### Records for processing ###

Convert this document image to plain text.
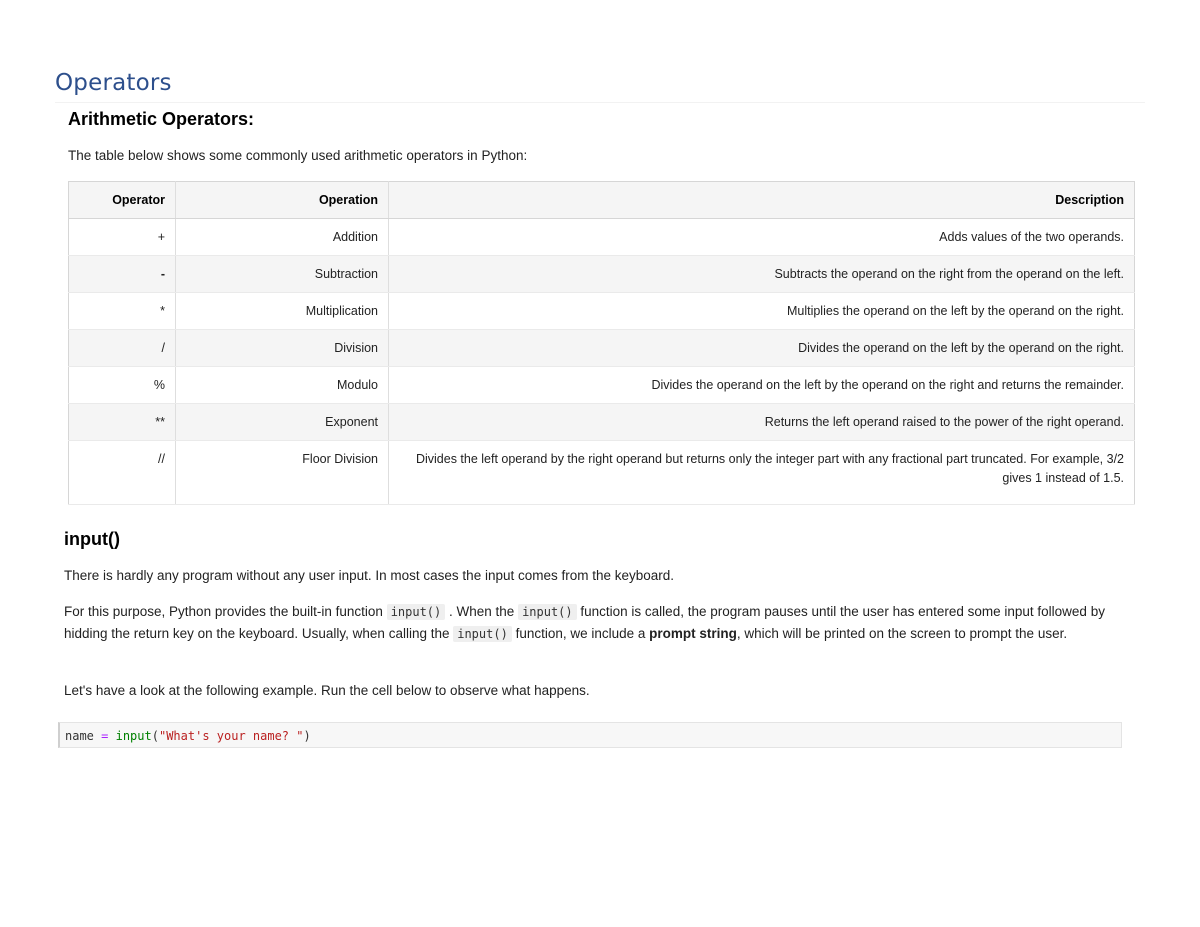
Operators
Arithmetic Operators:

The table below shows some commonly used arithmetic operators in Python:

Operator	Operation	Description
+	Addition	Adds values of the two operands.
-	Subtraction	Subtracts the operand on the right from the operand on the left.
*	Multiplication	Multiplies the operand on the left by the operand on the right.
/	Division	Divides the operand on the left by the operand on the right.
%	Modulo	Divides the operand on the left by the operand on the right and returns the remainder.
**	Exponent	Returns the left operand raised to the power of the right operand.
//	Floor Division	Divides the left operand by the right operand but returns only the integer part with any fractional part truncated. For example, 3/2 gives 1 instead of 1.5.
input()

There is hardly any program without any user input. In most cases the input comes from the keyboard.

For this purpose, Python provides the built-in function input() . When the input() function is called, the program pauses until the user has entered some input followed by hidding the return key on the keyboard. Usually, when calling the input() function, we include a prompt string, which will be printed on the screen to prompt the user.

Let's have a look at the following example. Run the cell below to observe what happens.

name = input("What's your name? ")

###

▶ Exercise: Using the listing, collect all lines in which the string "left" is found.

▶ Output for this task:
-	Subtraction	Subtracts the operand on the right from the operand on the left.
*	Multiplication	Multiplies the operand on the left by the operand on the right.
/	Division	Divides the operand on the left by the operand on the right.
%	Modulo	Divides the operand on the left by the operand on the right and returns the remainder.
**	Exponent	Returns the left operand raised to the power of the right operand.
//	Floor Division	Divides the left operand by the right operand but returns only the integer part with any fractional part truncated. For example, 3/2 gives 1 instead of 1.5.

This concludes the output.